Data items:
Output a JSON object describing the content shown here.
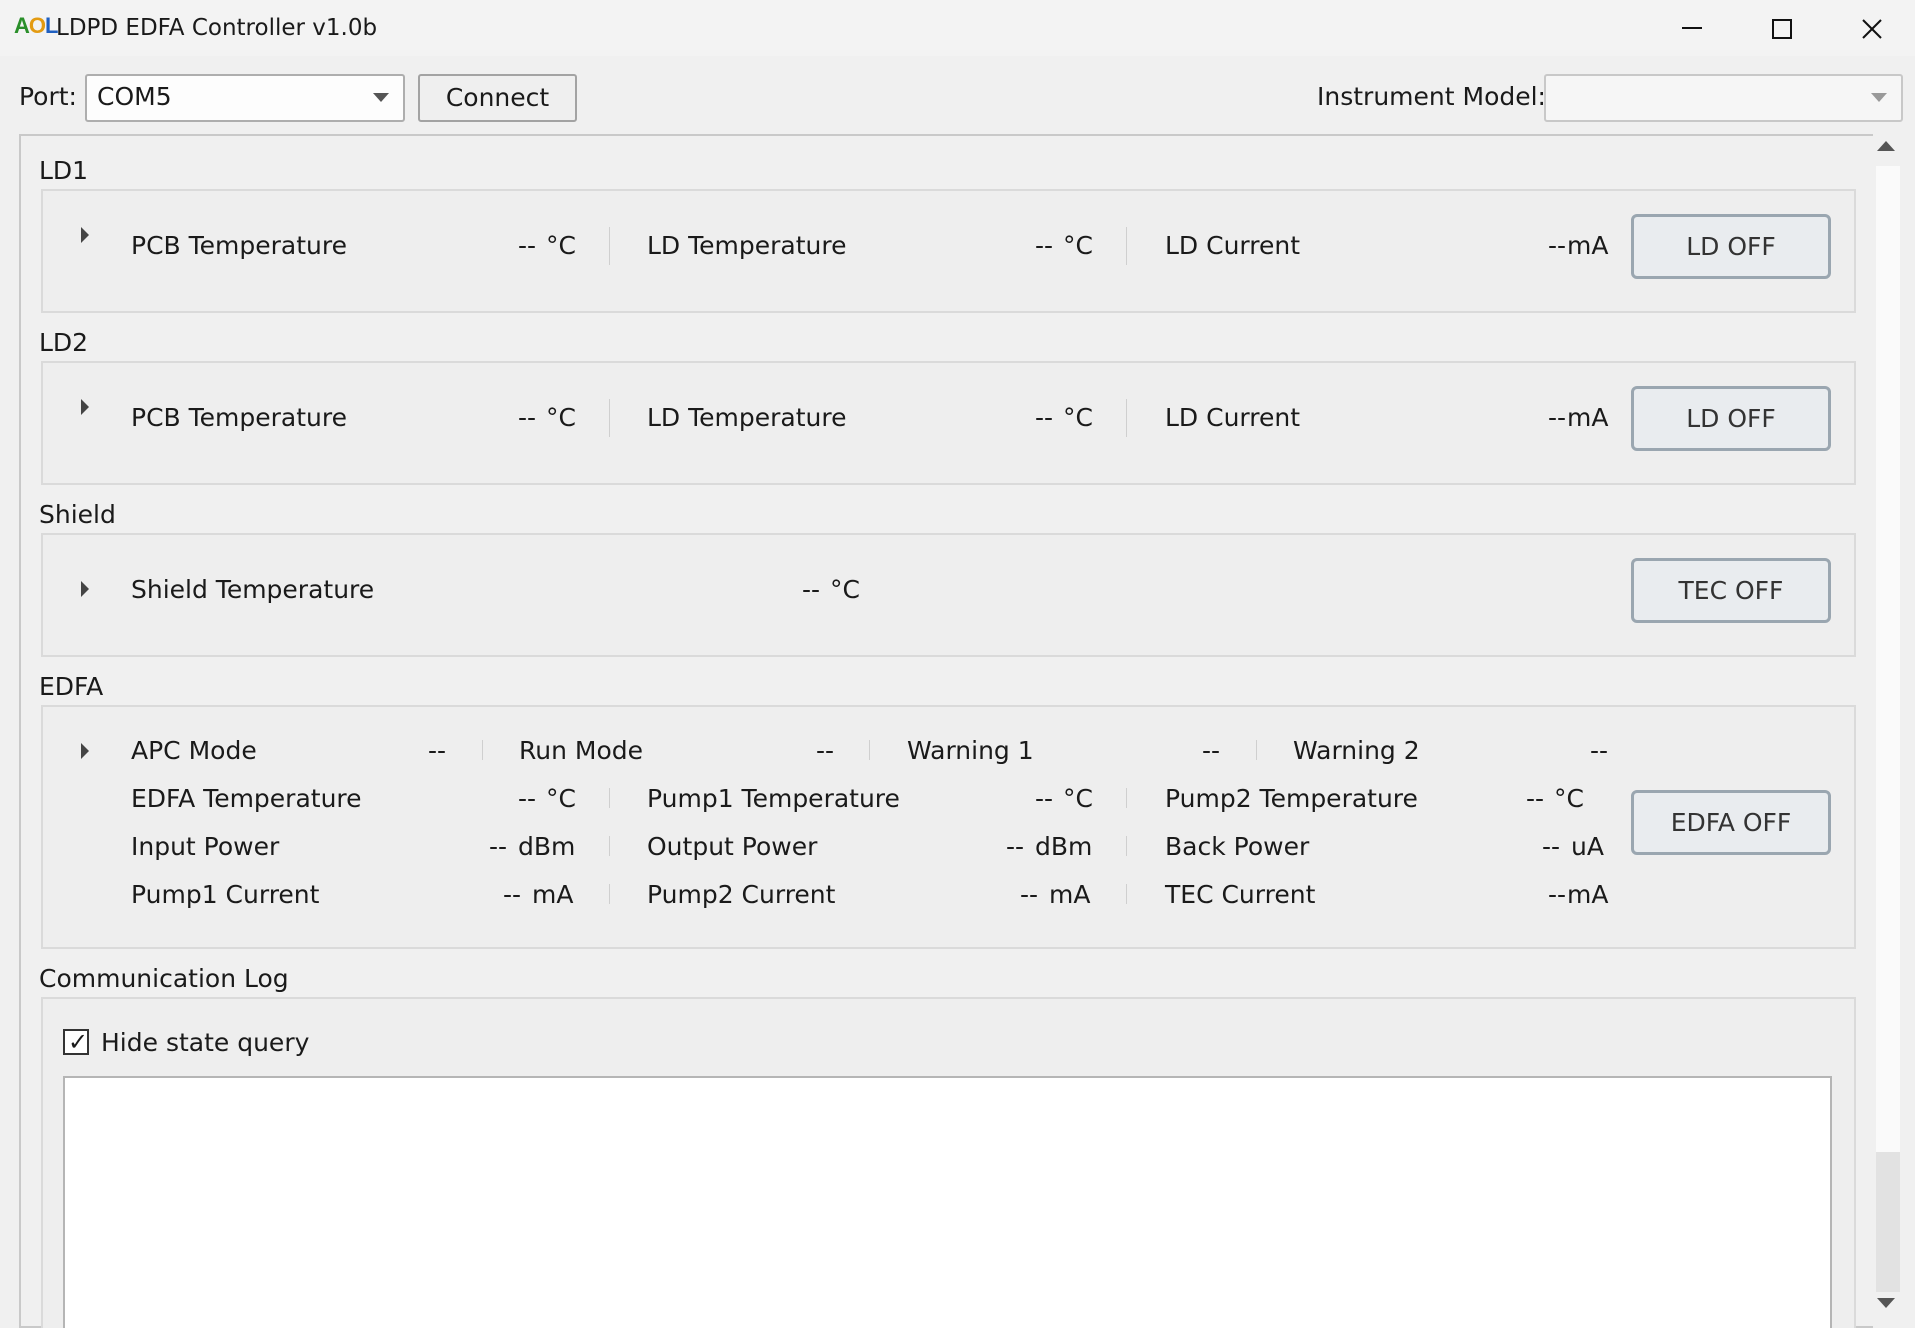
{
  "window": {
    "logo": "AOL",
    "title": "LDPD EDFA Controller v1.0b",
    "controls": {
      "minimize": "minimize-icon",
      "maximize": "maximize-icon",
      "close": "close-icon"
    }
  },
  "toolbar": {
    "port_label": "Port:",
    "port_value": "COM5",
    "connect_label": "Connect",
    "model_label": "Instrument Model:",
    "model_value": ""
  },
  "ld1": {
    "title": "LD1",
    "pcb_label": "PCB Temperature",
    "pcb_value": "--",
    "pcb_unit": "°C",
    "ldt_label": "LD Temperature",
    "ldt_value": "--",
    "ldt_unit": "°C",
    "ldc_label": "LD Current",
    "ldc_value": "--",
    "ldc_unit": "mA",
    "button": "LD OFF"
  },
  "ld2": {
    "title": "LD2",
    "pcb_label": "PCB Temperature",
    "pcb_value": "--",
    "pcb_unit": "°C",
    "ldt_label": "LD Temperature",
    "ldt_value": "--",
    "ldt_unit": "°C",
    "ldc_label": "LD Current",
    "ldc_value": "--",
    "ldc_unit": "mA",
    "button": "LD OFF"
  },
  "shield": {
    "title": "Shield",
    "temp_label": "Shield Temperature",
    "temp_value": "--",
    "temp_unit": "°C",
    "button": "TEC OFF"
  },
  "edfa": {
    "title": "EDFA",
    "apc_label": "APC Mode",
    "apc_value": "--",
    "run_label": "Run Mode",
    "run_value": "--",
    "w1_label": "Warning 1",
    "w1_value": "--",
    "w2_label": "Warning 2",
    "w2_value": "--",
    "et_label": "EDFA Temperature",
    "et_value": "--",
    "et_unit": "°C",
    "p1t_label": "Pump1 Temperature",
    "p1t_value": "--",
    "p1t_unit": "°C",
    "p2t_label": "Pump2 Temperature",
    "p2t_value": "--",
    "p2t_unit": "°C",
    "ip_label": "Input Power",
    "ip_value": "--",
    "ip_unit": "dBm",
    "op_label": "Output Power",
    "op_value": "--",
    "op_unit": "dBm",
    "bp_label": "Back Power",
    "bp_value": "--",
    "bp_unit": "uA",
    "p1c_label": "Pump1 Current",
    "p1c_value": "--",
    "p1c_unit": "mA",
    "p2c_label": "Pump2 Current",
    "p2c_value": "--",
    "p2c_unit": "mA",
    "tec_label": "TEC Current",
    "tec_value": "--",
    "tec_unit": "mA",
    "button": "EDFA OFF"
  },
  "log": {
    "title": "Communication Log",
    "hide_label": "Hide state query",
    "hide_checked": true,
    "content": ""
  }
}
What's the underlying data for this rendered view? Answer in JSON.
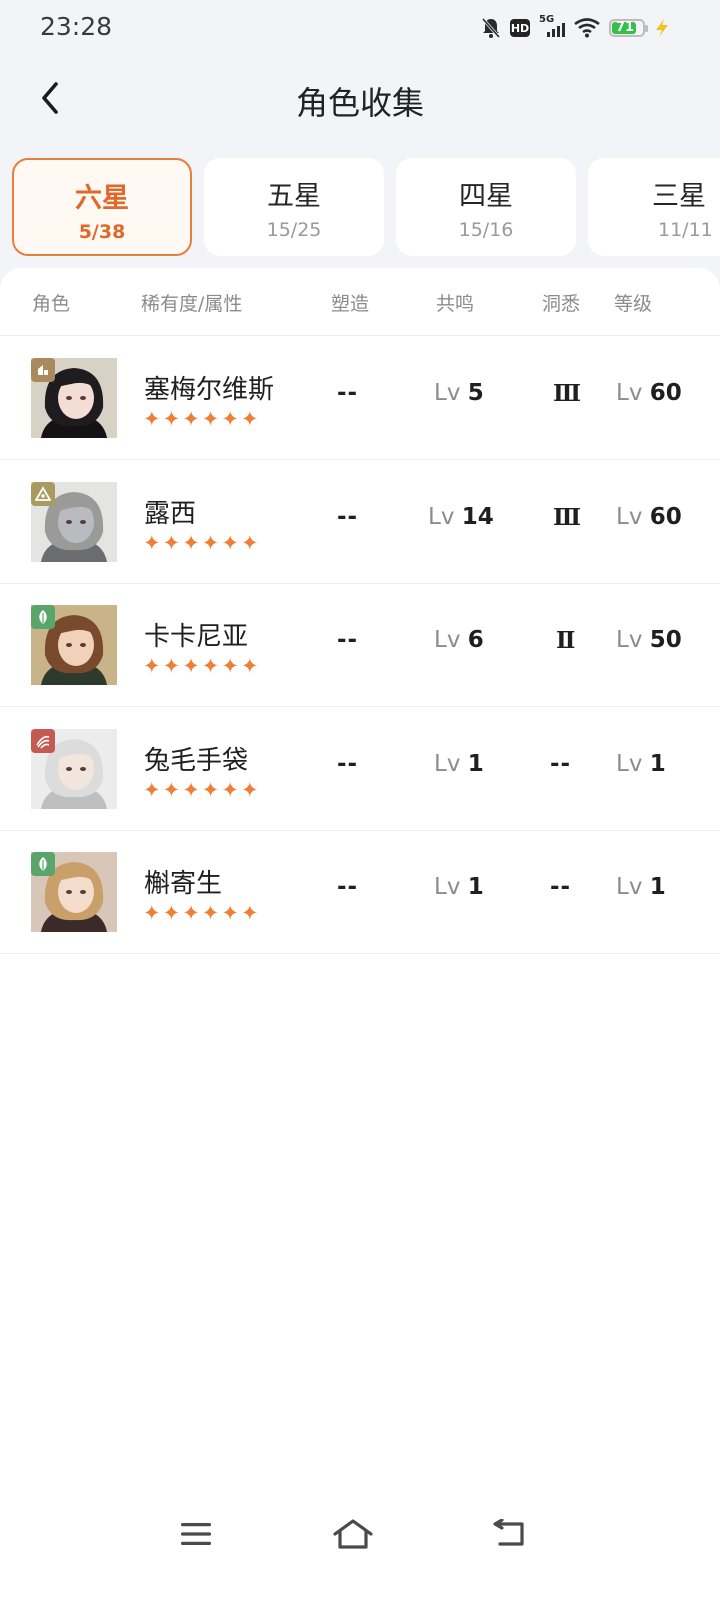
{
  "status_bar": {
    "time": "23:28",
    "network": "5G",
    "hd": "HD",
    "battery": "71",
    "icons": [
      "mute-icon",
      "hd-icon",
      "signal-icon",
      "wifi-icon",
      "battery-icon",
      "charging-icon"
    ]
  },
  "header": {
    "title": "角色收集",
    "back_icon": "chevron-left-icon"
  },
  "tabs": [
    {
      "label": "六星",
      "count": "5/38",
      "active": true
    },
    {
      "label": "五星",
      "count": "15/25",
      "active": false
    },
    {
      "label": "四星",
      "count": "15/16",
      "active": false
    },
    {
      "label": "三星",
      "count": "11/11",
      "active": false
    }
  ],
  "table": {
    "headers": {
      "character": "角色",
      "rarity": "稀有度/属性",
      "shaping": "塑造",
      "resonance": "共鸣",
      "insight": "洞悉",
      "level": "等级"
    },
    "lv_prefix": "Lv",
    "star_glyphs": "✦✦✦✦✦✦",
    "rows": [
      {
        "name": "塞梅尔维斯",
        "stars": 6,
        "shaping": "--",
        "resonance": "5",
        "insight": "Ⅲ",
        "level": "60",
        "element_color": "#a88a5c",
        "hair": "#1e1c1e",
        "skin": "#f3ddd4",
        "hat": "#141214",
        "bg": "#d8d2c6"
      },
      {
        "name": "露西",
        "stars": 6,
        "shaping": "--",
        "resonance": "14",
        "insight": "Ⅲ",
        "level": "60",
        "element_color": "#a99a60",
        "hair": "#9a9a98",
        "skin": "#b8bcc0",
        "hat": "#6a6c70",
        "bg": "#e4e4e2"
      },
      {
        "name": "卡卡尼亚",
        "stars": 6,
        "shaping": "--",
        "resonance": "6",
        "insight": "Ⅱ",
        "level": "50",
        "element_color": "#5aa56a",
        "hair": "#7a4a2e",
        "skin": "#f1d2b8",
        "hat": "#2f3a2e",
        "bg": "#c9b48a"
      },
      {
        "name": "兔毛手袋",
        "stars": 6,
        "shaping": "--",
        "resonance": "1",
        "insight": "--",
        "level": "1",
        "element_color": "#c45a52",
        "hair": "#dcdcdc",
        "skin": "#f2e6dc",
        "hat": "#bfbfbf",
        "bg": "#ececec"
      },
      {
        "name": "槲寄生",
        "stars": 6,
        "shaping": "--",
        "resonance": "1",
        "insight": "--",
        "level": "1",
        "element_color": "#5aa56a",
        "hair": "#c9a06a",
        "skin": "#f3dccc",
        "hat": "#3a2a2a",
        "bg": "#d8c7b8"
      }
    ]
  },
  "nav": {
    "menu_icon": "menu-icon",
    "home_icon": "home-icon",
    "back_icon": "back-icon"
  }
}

[Work to be completed]
Return all of the entries exactly as written, but drop any pictures they hold.

[Task solution]
Output a JSON object describing the content shown here.
{
  "window": {
    "logo": "AOL",
    "title": "LDPD EDFA Controller v1.0b",
    "controls": {
      "minimize": "minimize-icon",
      "maximize": "maximize-icon",
      "close": "close-icon"
    }
  },
  "toolbar": {
    "port_label": "Port:",
    "port_value": "COM5",
    "connect_label": "Connect",
    "model_label": "Instrument Model:",
    "model_value": ""
  },
  "ld1": {
    "title": "LD1",
    "pcb_label": "PCB Temperature",
    "pcb_value": "--",
    "pcb_unit": "°C",
    "ldt_label": "LD Temperature",
    "ldt_value": "--",
    "ldt_unit": "°C",
    "ldc_label": "LD Current",
    "ldc_value": "--",
    "ldc_unit": "mA",
    "button": "LD OFF"
  },
  "ld2": {
    "title": "LD2",
    "pcb_label": "PCB Temperature",
    "pcb_value": "--",
    "pcb_unit": "°C",
    "ldt_label": "LD Temperature",
    "ldt_value": "--",
    "ldt_unit": "°C",
    "ldc_label": "LD Current",
    "ldc_value": "--",
    "ldc_unit": "mA",
    "button": "LD OFF"
  },
  "shield": {
    "title": "Shield",
    "temp_label": "Shield Temperature",
    "temp_value": "--",
    "temp_unit": "°C",
    "button": "TEC OFF"
  },
  "edfa": {
    "title": "EDFA",
    "apc_label": "APC Mode",
    "apc_value": "--",
    "run_label": "Run Mode",
    "run_value": "--",
    "w1_label": "Warning 1",
    "w1_value": "--",
    "w2_label": "Warning 2",
    "w2_value": "--",
    "et_label": "EDFA Temperature",
    "et_value": "--",
    "et_unit": "°C",
    "p1t_label": "Pump1 Temperature",
    "p1t_value": "--",
    "p1t_unit": "°C",
    "p2t_label": "Pump2 Temperature",
    "p2t_value": "--",
    "p2t_unit": "°C",
    "ip_label": "Input Power",
    "ip_value": "--",
    "ip_unit": "dBm",
    "op_label": "Output Power",
    "op_value": "--",
    "op_unit": "dBm",
    "bp_label": "Back Power",
    "bp_value": "--",
    "bp_unit": "uA",
    "p1c_label": "Pump1 Current",
    "p1c_value": "--",
    "p1c_unit": "mA",
    "p2c_label": "Pump2 Current",
    "p2c_value": "--",
    "p2c_unit": "mA",
    "tec_label": "TEC Current",
    "tec_value": "--",
    "tec_unit": "mA",
    "button": "EDFA OFF"
  },
  "log": {
    "title": "Communication Log",
    "hide_label": "Hide state query",
    "hide_checked": true,
    "content": ""
  }
}
What's the underlying data for this rendered view? Answer in JSON.
{
  "status_bar": {
    "time": "23:28",
    "network": "5G",
    "hd": "HD",
    "battery": "71",
    "icons": [
      "mute-icon",
      "hd-icon",
      "signal-icon",
      "wifi-icon",
      "battery-icon",
      "charging-icon"
    ]
  },
  "header": {
    "title": "角色收集",
    "back_icon": "chevron-left-icon"
  },
  "tabs": [
    {
      "label": "六星",
      "count": "5/38",
      "active": true
    },
    {
      "label": "五星",
      "count": "15/25",
      "active": false
    },
    {
      "label": "四星",
      "count": "15/16",
      "active": false
    },
    {
      "label": "三星",
      "count": "11/11",
      "active": false
    }
  ],
  "table": {
    "headers": {
      "character": "角色",
      "rarity": "稀有度/属性",
      "shaping": "塑造",
      "resonance": "共鸣",
      "insight": "洞悉",
      "level": "等级"
    },
    "lv_prefix": "Lv",
    "star_glyphs": "✦✦✦✦✦✦",
    "rows": [
      {
        "name": "塞梅尔维斯",
        "stars": 6,
        "shaping": "--",
        "resonance": "5",
        "insight": "Ⅲ",
        "level": "60",
        "element_color": "#a88a5c",
        "hair": "#1e1c1e",
        "skin": "#f3ddd4",
        "hat": "#141214",
        "bg": "#d8d2c6"
      },
      {
        "name": "露西",
        "stars": 6,
        "shaping": "--",
        "resonance": "14",
        "insight": "Ⅲ",
        "level": "60",
        "element_color": "#a99a60",
        "hair": "#9a9a98",
        "skin": "#b8bcc0",
        "hat": "#6a6c70",
        "bg": "#e4e4e2"
      },
      {
        "name": "卡卡尼亚",
        "stars": 6,
        "shaping": "--",
        "resonance": "6",
        "insight": "Ⅱ",
        "level": "50",
        "element_color": "#5aa56a",
        "hair": "#7a4a2e",
        "skin": "#f1d2b8",
        "hat": "#2f3a2e",
        "bg": "#c9b48a"
      },
      {
        "name": "兔毛手袋",
        "stars": 6,
        "shaping": "--",
        "resonance": "1",
        "insight": "--",
        "level": "1",
        "element_color": "#c45a52",
        "hair": "#dcdcdc",
        "skin": "#f2e6dc",
        "hat": "#bfbfbf",
        "bg": "#ececec"
      },
      {
        "name": "槲寄生",
        "stars": 6,
        "shaping": "--",
        "resonance": "1",
        "insight": "--",
        "level": "1",
        "element_color": "#5aa56a",
        "hair": "#c9a06a",
        "skin": "#f3dccc",
        "hat": "#3a2a2a",
        "bg": "#d8c7b8"
      }
    ]
  },
  "nav": {
    "menu_icon": "menu-icon",
    "home_icon": "home-icon",
    "back_icon": "back-icon"
  }
}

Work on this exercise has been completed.